::: SELECTED TEXT :::
The Mongolian PneuCAPTIVE study is embedded within a hospital-based paediatric pneumonia surveillance program to determine vaccine impact, which is conducted in partnership between the Murdoch Children’s Research Institute (MCRI), WHO and the Mongolian Ministry of Health. PCV13 was introduced in June 2016, using a modified 2+1 schedule at 2, 4 and 9 months of age, within the two ‘Phase 1’ districts within Ulaanbaatar, the capital of Mongolia as part of a phased introduction (table 1), with a catch-up programme of two doses 1 month apart for those up to 24 months of age. We are recruiting cases, residing in the two phase 1 districts, at the two district hospitals and the tertiary referral paediatric hospital for Mongolia, the Maternal and Child Hospital. Sampling started November 2015.
::: DATA UNDER STUDY :::
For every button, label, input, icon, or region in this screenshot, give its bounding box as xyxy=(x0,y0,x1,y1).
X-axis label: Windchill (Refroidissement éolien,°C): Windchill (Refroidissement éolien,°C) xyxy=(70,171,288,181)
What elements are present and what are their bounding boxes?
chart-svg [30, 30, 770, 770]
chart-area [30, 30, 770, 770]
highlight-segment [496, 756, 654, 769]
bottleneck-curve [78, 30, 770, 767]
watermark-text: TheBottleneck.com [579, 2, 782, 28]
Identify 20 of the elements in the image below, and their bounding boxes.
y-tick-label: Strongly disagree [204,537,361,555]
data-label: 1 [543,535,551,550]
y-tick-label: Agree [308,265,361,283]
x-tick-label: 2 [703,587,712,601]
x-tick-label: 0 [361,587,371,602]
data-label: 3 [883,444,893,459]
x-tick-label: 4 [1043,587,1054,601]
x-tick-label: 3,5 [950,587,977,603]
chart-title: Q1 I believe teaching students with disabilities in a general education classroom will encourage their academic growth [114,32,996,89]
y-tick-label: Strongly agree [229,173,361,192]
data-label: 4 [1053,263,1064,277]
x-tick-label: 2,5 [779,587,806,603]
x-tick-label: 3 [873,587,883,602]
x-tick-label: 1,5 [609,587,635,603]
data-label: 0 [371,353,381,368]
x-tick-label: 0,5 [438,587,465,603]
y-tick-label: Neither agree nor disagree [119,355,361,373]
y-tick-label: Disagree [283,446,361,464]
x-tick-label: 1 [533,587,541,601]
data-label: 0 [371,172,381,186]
:::
WHAT YOU NEED TO DO:
1. Answer these questions about the PneuCAPTIVE passage, one per line and marked to match.
(a) In what month and year was PCV13 introduced?
(b) At what ages are doses given under the modified 2+1 schedule?
(c) When did sampling start?
2. From the PneuCAPTIVE passage, output everything from "The Mongolian PneuCAPTIVE" down to "started November 2015.".
3. Go on with the PneuCAPTIVE passage, starting after its final sentence.

ANSWERS:
1.
(a) June 2016
(b) 2, 4 and 9 months of age
(c) November 2015

2.
The Mongolian PneuCAPTIVE study is embedded within a hospital-based paediatric pneumonia surveillance program to determine vaccine impact, which is conducted in partnership between the Murdoch Children’s Research Institute (MCRI), WHO and the Mongolian Ministry of Health. PCV13 was introduced in June 2016, using a modified 2+1 schedule at 2, 4 and 9 months of age, within the two ‘Phase 1’ districts within Ulaanbaatar, the capital of Mongolia as part of a phased introduction (table 1), with a catch-up programme of two doses 1 month apart for those up to 24 months of age. We are recruiting cases, residing in the two phase 1 districts, at the two district hospitals and the tertiary referral paediatric hospital for Mongolia, the Maternal and Child Hospital. Sampling started November 2015.

3.
The PNG PneuCAPTIVE study represents a collaboration between the PNG Institute of Medical Research, Telethon Kids Institute, the University of Western Australia and MCRI. It is an extension of a pneumonia aetiology study that commenced in 2013.26 PCV13 was introduced to PNG in October 2014 using a 3+0 schedule at 1, 2 and 3 months of age (table 1); however, it was not widely distributed in the Eastern Highlands Province until late 2015. We are recruiting cases at the Eastern Highlands Provincial Hospital, the major referral hospital for the Eastern Highland Province, as well as nearby clinics in Goroka, the capital of the Eastern Highlands Province. Recruitment started April 2016. In PNG, we are also recruiting caregivers, as well as contacts, defined as children 0–59 months of age, who have slept in the same house as or played with the case during the preceding 3 weeks. This will enable us to determine whether changes in patterns of VT pneumococcal carriage in the hospitalised cases are reflective of changes within the community, as well as to examine indirect effects in the adult age group.
Case recruitment and data collection
Participant recruitment and data collection are consistent across the three sites; however, there are some local adaptations to the protocol at each site, which are summarised in table 2. These adaptations are due to the PneuCAPTIVE study being nested within other existing studies, described above.
Cases are eligible for inclusion in the PneuCAPTIVE study if they are 2–59 months of age and presenting with ARI (defined in table 2 below). All cases with fever or respiratory symptoms are screened for inclusion. In Mongolia, we are restricting recruitment to patients living within the two ‘Phase 1’ districts that have commenced PCV13 in 2016. In PNG, we are restricting recruitment to patients living within 1 hour of the town as follow-up is logistically challenging.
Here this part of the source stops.